#### DATA PROVIDED

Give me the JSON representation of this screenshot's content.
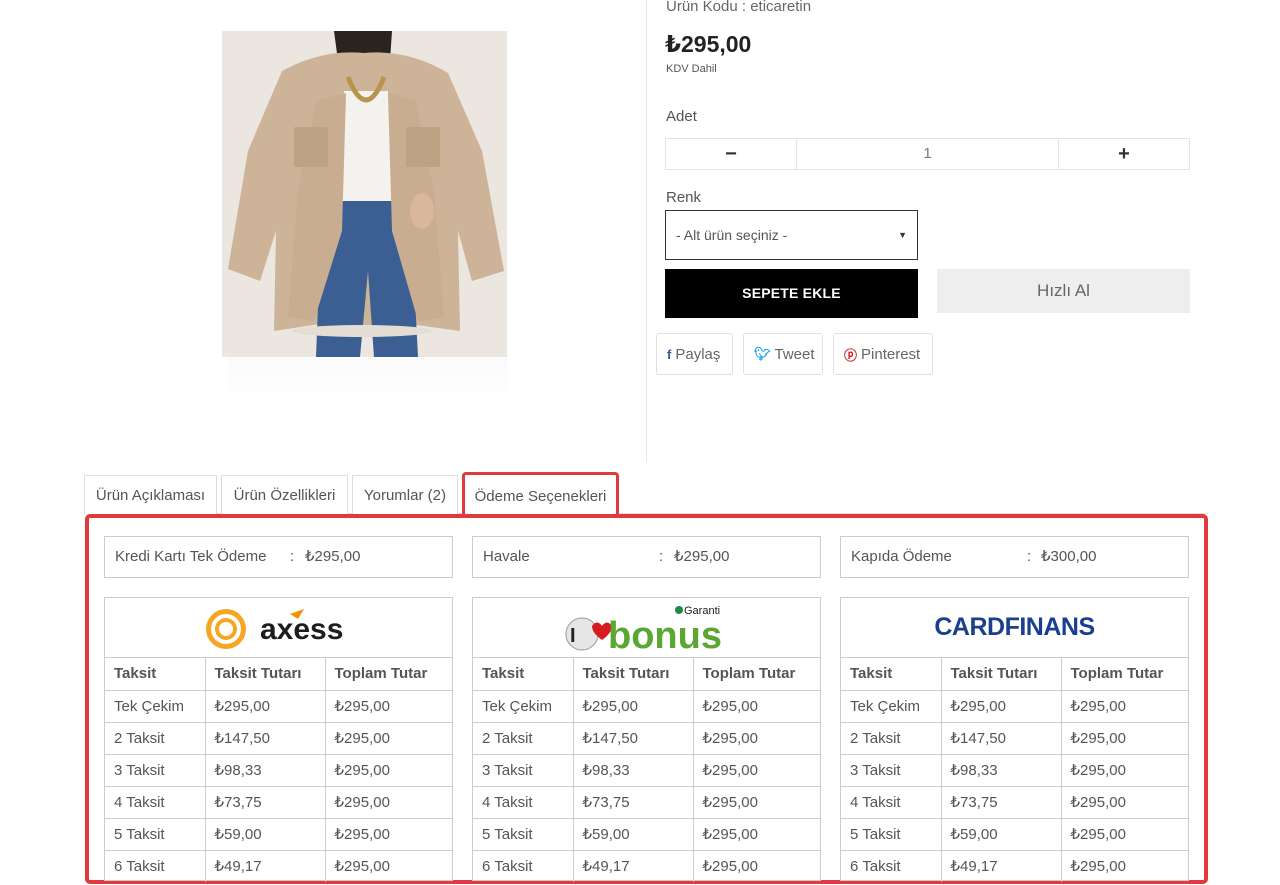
{
  "product": {
    "code_text": "Ürün Kodu : eticaretin",
    "price": "₺295,00",
    "vat": "KDV Dahil",
    "quantity_label": "Adet",
    "quantity_value": "1",
    "minus": "−",
    "plus": "+",
    "color_label": "Renk",
    "color_select": "- Alt ürün seçiniz -",
    "add_to_cart": "SEPETE EKLE",
    "quick_buy": "Hızlı Al"
  },
  "share": {
    "facebook": "Paylaş",
    "twitter": "Tweet",
    "pinterest": "Pinterest"
  },
  "tabs": [
    "Ürün Açıklaması",
    "Ürün Özellikleri",
    "Yorumlar (2)",
    "Ödeme Seçenekleri"
  ],
  "summary": [
    {
      "label": "Kredi Kartı Tek Ödeme",
      "sep": ":",
      "value": "₺295,00"
    },
    {
      "label": "Havale",
      "sep": ":",
      "value": "₺295,00"
    },
    {
      "label": "Kapıda Ödeme",
      "sep": ":",
      "value": "₺300,00"
    }
  ],
  "installment_headers": [
    "Taksit",
    "Taksit Tutarı",
    "Toplam Tutar"
  ],
  "cards": [
    {
      "logo": "axess",
      "rows": [
        [
          "Tek Çekim",
          "₺295,00",
          "₺295,00"
        ],
        [
          "2 Taksit",
          "₺147,50",
          "₺295,00"
        ],
        [
          "3 Taksit",
          "₺98,33",
          "₺295,00"
        ],
        [
          "4 Taksit",
          "₺73,75",
          "₺295,00"
        ],
        [
          "5 Taksit",
          "₺59,00",
          "₺295,00"
        ],
        [
          "6 Taksit",
          "₺49,17",
          "₺295,00"
        ]
      ]
    },
    {
      "logo": "bonus",
      "logo_small": "Garanti",
      "rows": [
        [
          "Tek Çekim",
          "₺295,00",
          "₺295,00"
        ],
        [
          "2 Taksit",
          "₺147,50",
          "₺295,00"
        ],
        [
          "3 Taksit",
          "₺98,33",
          "₺295,00"
        ],
        [
          "4 Taksit",
          "₺73,75",
          "₺295,00"
        ],
        [
          "5 Taksit",
          "₺59,00",
          "₺295,00"
        ],
        [
          "6 Taksit",
          "₺49,17",
          "₺295,00"
        ]
      ]
    },
    {
      "logo": "CARDFINANS",
      "rows": [
        [
          "Tek Çekim",
          "₺295,00",
          "₺295,00"
        ],
        [
          "2 Taksit",
          "₺147,50",
          "₺295,00"
        ],
        [
          "3 Taksit",
          "₺98,33",
          "₺295,00"
        ],
        [
          "4 Taksit",
          "₺73,75",
          "₺295,00"
        ],
        [
          "5 Taksit",
          "₺59,00",
          "₺295,00"
        ],
        [
          "6 Taksit",
          "₺49,17",
          "₺295,00"
        ]
      ]
    }
  ],
  "colors": {
    "accent": "#e0393e",
    "cart_button": "#000000",
    "quick_button": "#eeeeee",
    "facebook": "#3b5998",
    "twitter": "#1da1f2",
    "pinterest": "#cb2027"
  }
}
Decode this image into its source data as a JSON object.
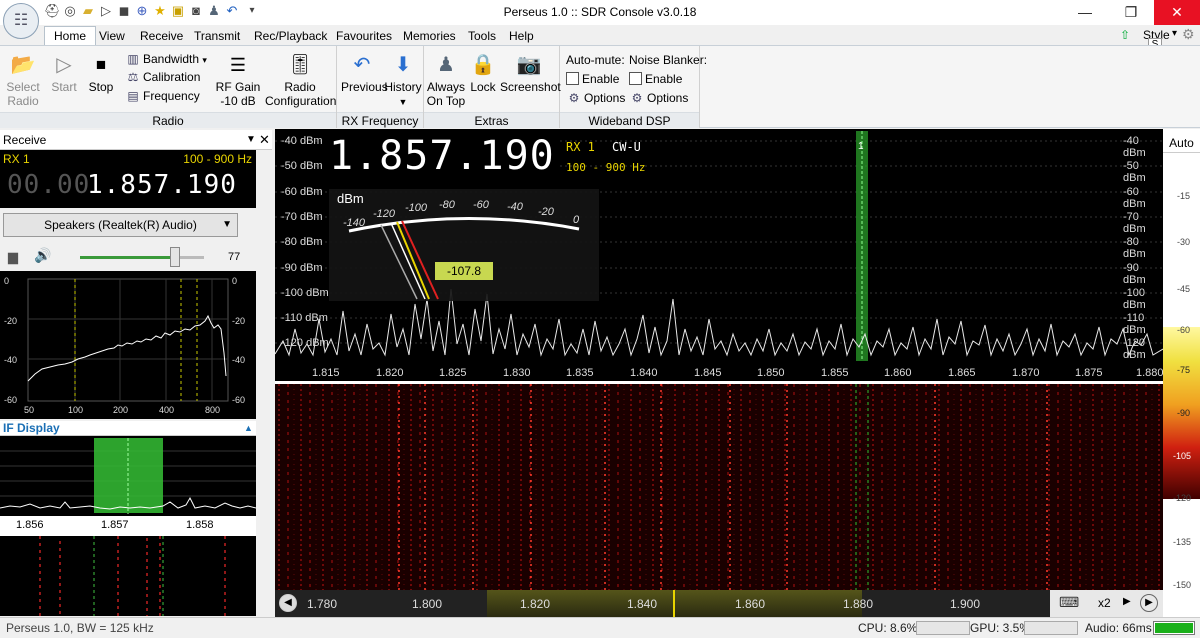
{
  "window": {
    "title": "Perseus 1.0 :: SDR Console v3.0.18",
    "minimize": "—",
    "maximize": "❐",
    "close": "✕",
    "style_label": "Style",
    "style_tip": "S"
  },
  "tabs": [
    "Home",
    "View",
    "Receive",
    "Transmit",
    "Rec/Playback",
    "Favourites",
    "Memories",
    "Tools",
    "Help"
  ],
  "ribbon": {
    "radio": {
      "select": "Select\nRadio",
      "start": "Start",
      "stop": "Stop",
      "bandwidth": "Bandwidth",
      "calibration": "Calibration",
      "frequency": "Frequency",
      "rfgain": "RF Gain",
      "rfgain_value": "-10 dB",
      "radio_config": "Radio\nConfiguration",
      "group": "Radio"
    },
    "rxfreq": {
      "prev": "Previous",
      "history": "History",
      "group": "RX Frequency"
    },
    "extras": {
      "always": "Always\nOn Top",
      "lock": "Lock",
      "screenshot": "Screenshot",
      "group": "Extras"
    },
    "dsp": {
      "automute": "Auto-mute:",
      "enable1": "Enable",
      "options1": "Options",
      "noise": "Noise Blanker:",
      "enable2": "Enable",
      "options2": "Options",
      "group": "Wideband DSP"
    }
  },
  "receive_panel": {
    "title": "Receive",
    "rx": "RX 1",
    "range": "100 - 900 Hz",
    "freq_dim": "00.00",
    "freq": "1.857.190",
    "audio_device": "Speakers (Realtek(R) Audio)",
    "volume": 77
  },
  "af_scope": {
    "left_ticks": [
      "0",
      "-20",
      "-40",
      "-60"
    ],
    "right_ticks": [
      "0",
      "-20",
      "-40",
      "-60"
    ],
    "x_ticks": [
      "50",
      "100",
      "200",
      "400",
      "800"
    ]
  },
  "if_display": {
    "title": "IF Display",
    "x_ticks": [
      "1.856",
      "1.857",
      "1.858"
    ]
  },
  "spectrum": {
    "freq": "1.857.190",
    "rx": "RX 1",
    "mode": "CW-U",
    "range": "100 - 900 Hz",
    "meter_unit": "dBm",
    "meter_scale": [
      "-140",
      "-120",
      "-100",
      "-80",
      "-60",
      "-40",
      "-20",
      "0"
    ],
    "meter_value": "-107.8",
    "left_dbm": [
      "-40 dBm",
      "-50 dBm",
      "-60 dBm",
      "-70 dBm",
      "-80 dBm",
      "-90 dBm",
      "-100 dBm",
      "-110 dBm",
      "-120 dBm"
    ],
    "right_dbm": [
      "-40 dBm",
      "-50 dBm",
      "-60 dBm",
      "-70 dBm",
      "-80 dBm",
      "-90 dBm",
      "-100 dBm",
      "-110 dBm",
      "-120 dBm"
    ],
    "freq_ticks": [
      "1.815",
      "1.820",
      "1.825",
      "1.830",
      "1.835",
      "1.840",
      "1.845",
      "1.850",
      "1.855",
      "1.860",
      "1.865",
      "1.870",
      "1.875",
      "1.880"
    ],
    "marker": "1"
  },
  "right_scale": {
    "auto": "Auto",
    "top_ticks": [
      "-15",
      "-30",
      "-45",
      "-60"
    ],
    "color_ticks": [
      "-75",
      "-90",
      "-105",
      "-120"
    ],
    "bottom_ticks": [
      "-135",
      "-150"
    ]
  },
  "bottom_axis": {
    "ticks": [
      "1.780",
      "1.800",
      "1.820",
      "1.840",
      "1.860",
      "1.880",
      "1.900"
    ],
    "zoom": "x2"
  },
  "status": {
    "left": "Perseus 1.0, BW = 125 kHz",
    "cpu": "CPU: 8.6%",
    "gpu": "GPU: 3.5%",
    "audio": "Audio: 66ms"
  },
  "colors": {
    "accent": "#2a9d2a",
    "rx_yellow": "#e8d400",
    "meter_value_bg": "#c8d850"
  }
}
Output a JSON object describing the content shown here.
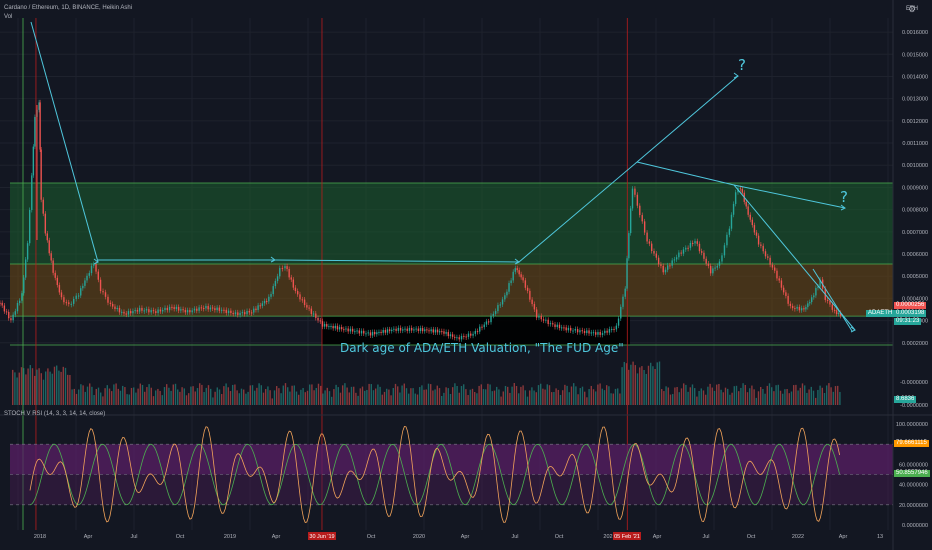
{
  "header": {
    "title": "Cardano / Ethereum, 1D, BINANCE, Heikin Ashi",
    "vol_label": "Vol",
    "currency": "ETH",
    "settings_icon": "gear-icon"
  },
  "oscillator": {
    "title": "STOCH V RSI (14, 3, 3, 14, 14, close)"
  },
  "annotation": {
    "text": "Dark age of ADA/ETH Valuation, \"The FUD Age\"",
    "question_marks": [
      "?",
      "?"
    ],
    "color": "#4fc7dc"
  },
  "price_tags": {
    "red": "0.0000256",
    "pair": "ADAETH",
    "pair_value": "0.0003198",
    "countdown": "09:31:23",
    "vol_value": "8.6836",
    "osc_upper": "79.6661115",
    "osc_lower": "50.8557946"
  },
  "colors": {
    "background": "#131722",
    "up": "#26a69a",
    "down": "#ef5350",
    "green_zone": "#1f7a3a",
    "orange_zone": "#8a5a1a",
    "cyan": "#4fc7dc",
    "osc_band": "#6b2a7a",
    "k_line": "#f2a35a",
    "d_line": "#4caf50"
  },
  "chart_data": [
    {
      "type": "line",
      "title": "Cardano / Ethereum, 1D, BINANCE, Heikin Ashi",
      "style": "heikin-ashi",
      "y_unit": "ETH",
      "y_axis_labels": [
        "0.0000000",
        "0.0001000",
        "0.0002000",
        "0.0003000",
        "0.0004000",
        "0.0005000",
        "0.0006000",
        "0.0007000",
        "0.0008000",
        "0.0009000",
        "0.0010000",
        "0.0011000",
        "0.0012000",
        "0.0013000",
        "0.0014000",
        "0.0015000",
        "0.0016000"
      ],
      "y_range": [
        1e-05,
        0.00172
      ],
      "x_axis_labels": [
        "2018",
        "Apr",
        "Jul",
        "Oct",
        "2019",
        "Apr",
        "30 Jun '19",
        "Oct",
        "2020",
        "Apr",
        "Jul",
        "Oct",
        "202",
        "05 Feb '21",
        "Apr",
        "Jul",
        "Oct",
        "2022",
        "Apr",
        "13"
      ],
      "x_range": [
        "2017-10-20",
        "2022-06-30"
      ],
      "grid": true,
      "series": [
        {
          "values": [
            [
              "2017-10-20",
              0.00038
            ],
            [
              "2017-11-10",
              0.0003
            ],
            [
              "2017-12-01",
              0.00042
            ],
            [
              "2017-12-12",
              0.00065
            ],
            [
              "2017-12-20",
              0.00095
            ],
            [
              "2017-12-26",
              0.00122
            ],
            [
              "2018-01-03",
              0.00128
            ],
            [
              "2018-01-07",
              0.00085
            ],
            [
              "2018-01-15",
              0.0007
            ],
            [
              "2018-01-30",
              0.00052
            ],
            [
              "2018-02-15",
              0.0004
            ],
            [
              "2018-03-01",
              0.00037
            ],
            [
              "2018-03-20",
              0.00042
            ],
            [
              "2018-04-05",
              0.0005
            ],
            [
              "2018-04-18",
              0.00056
            ],
            [
              "2018-05-01",
              0.00044
            ],
            [
              "2018-05-20",
              0.00037
            ],
            [
              "2018-06-15",
              0.00033
            ],
            [
              "2018-07-15",
              0.00035
            ],
            [
              "2018-08-15",
              0.00034
            ],
            [
              "2018-09-15",
              0.00036
            ],
            [
              "2018-10-15",
              0.00034
            ],
            [
              "2018-11-15",
              0.00036
            ],
            [
              "2018-12-15",
              0.00035
            ],
            [
              "2019-01-15",
              0.00033
            ],
            [
              "2019-02-15",
              0.00034
            ],
            [
              "2019-03-20",
              0.0004
            ],
            [
              "2019-04-10",
              0.00053
            ],
            [
              "2019-04-20",
              0.00055
            ],
            [
              "2019-05-10",
              0.00043
            ],
            [
              "2019-06-01",
              0.00036
            ],
            [
              "2019-07-01",
              0.00028
            ],
            [
              "2019-08-15",
              0.00026
            ],
            [
              "2019-10-01",
              0.00024
            ],
            [
              "2019-11-15",
              0.00026
            ],
            [
              "2020-01-01",
              0.00026
            ],
            [
              "2020-02-15",
              0.00025
            ],
            [
              "2020-03-15",
              0.00022
            ],
            [
              "2020-04-15",
              0.00024
            ],
            [
              "2020-05-15",
              0.0003
            ],
            [
              "2020-06-15",
              0.00041
            ],
            [
              "2020-07-05",
              0.00054
            ],
            [
              "2020-07-20",
              0.00048
            ],
            [
              "2020-08-15",
              0.00032
            ],
            [
              "2020-09-15",
              0.00028
            ],
            [
              "2020-10-15",
              0.00026
            ],
            [
              "2020-11-15",
              0.00025
            ],
            [
              "2020-12-15",
              0.00024
            ],
            [
              "2021-01-15",
              0.00027
            ],
            [
              "2021-02-01",
              0.00045
            ],
            [
              "2021-02-08",
              0.0007
            ],
            [
              "2021-02-15",
              0.0009
            ],
            [
              "2021-03-01",
              0.00078
            ],
            [
              "2021-03-15",
              0.00066
            ],
            [
              "2021-04-15",
              0.00052
            ],
            [
              "2021-05-15",
              0.0006
            ],
            [
              "2021-06-15",
              0.00066
            ],
            [
              "2021-07-15",
              0.00052
            ],
            [
              "2021-08-01",
              0.00056
            ],
            [
              "2021-08-20",
              0.00072
            ],
            [
              "2021-09-01",
              0.00088
            ],
            [
              "2021-09-10",
              0.0009
            ],
            [
              "2021-09-25",
              0.00078
            ],
            [
              "2021-10-15",
              0.00065
            ],
            [
              "2021-11-15",
              0.00052
            ],
            [
              "2021-12-15",
              0.00036
            ],
            [
              "2022-01-10",
              0.00035
            ],
            [
              "2022-01-25",
              0.0004
            ],
            [
              "2022-02-10",
              0.00048
            ],
            [
              "2022-02-20",
              0.0004
            ],
            [
              "2022-03-10",
              0.00034
            ],
            [
              "2022-03-25",
              0.00032
            ]
          ]
        }
      ],
      "zones": [
        {
          "from": 0.00032,
          "to": 0.000555,
          "color": "orange"
        },
        {
          "from": 0.000555,
          "to": 0.00092,
          "color": "green"
        },
        {
          "from": 0.00019,
          "to": 0.00032,
          "color": "black"
        }
      ],
      "horizontal_lines": [
        0.00092,
        0.000555,
        0.00032,
        0.00019
      ],
      "vertical_markers": [
        "2017-12-28",
        "2019-06-30",
        "2021-02-05"
      ]
    },
    {
      "type": "line",
      "title": "STOCH V RSI (14, 3, 3, 14, 14, close)",
      "y_axis_labels": [
        "0.0000000",
        "20.0000000",
        "40.0000000",
        "60.0000000",
        "100.0000000"
      ],
      "y_range": [
        -5,
        105
      ],
      "bands": [
        80,
        50,
        20
      ]
    }
  ]
}
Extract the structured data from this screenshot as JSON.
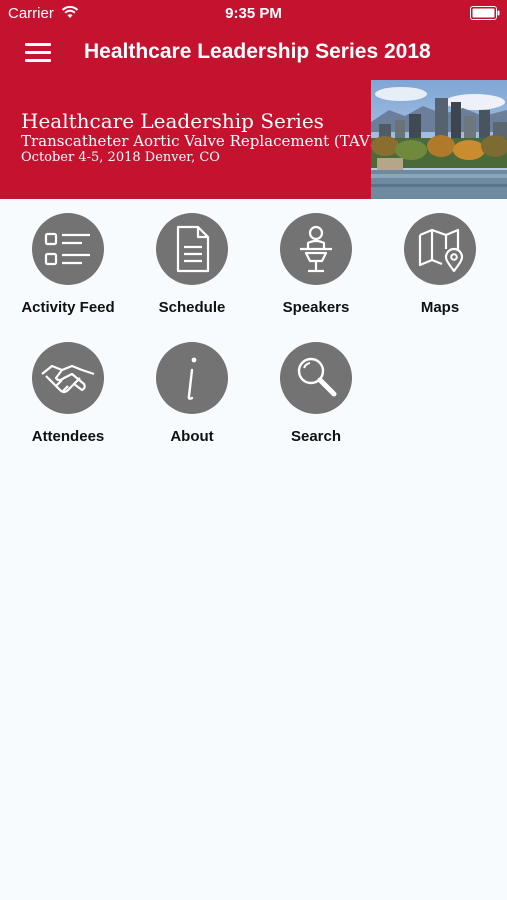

########

Select and copy every line of the listing with the word "Ethereum".

    "title": "Cardano / Ethereum, 1D, BINANCE, Heikin Ashi",
      "title": "Cardano / Ethereum, 1D, BINANCE, Heikin Ashi",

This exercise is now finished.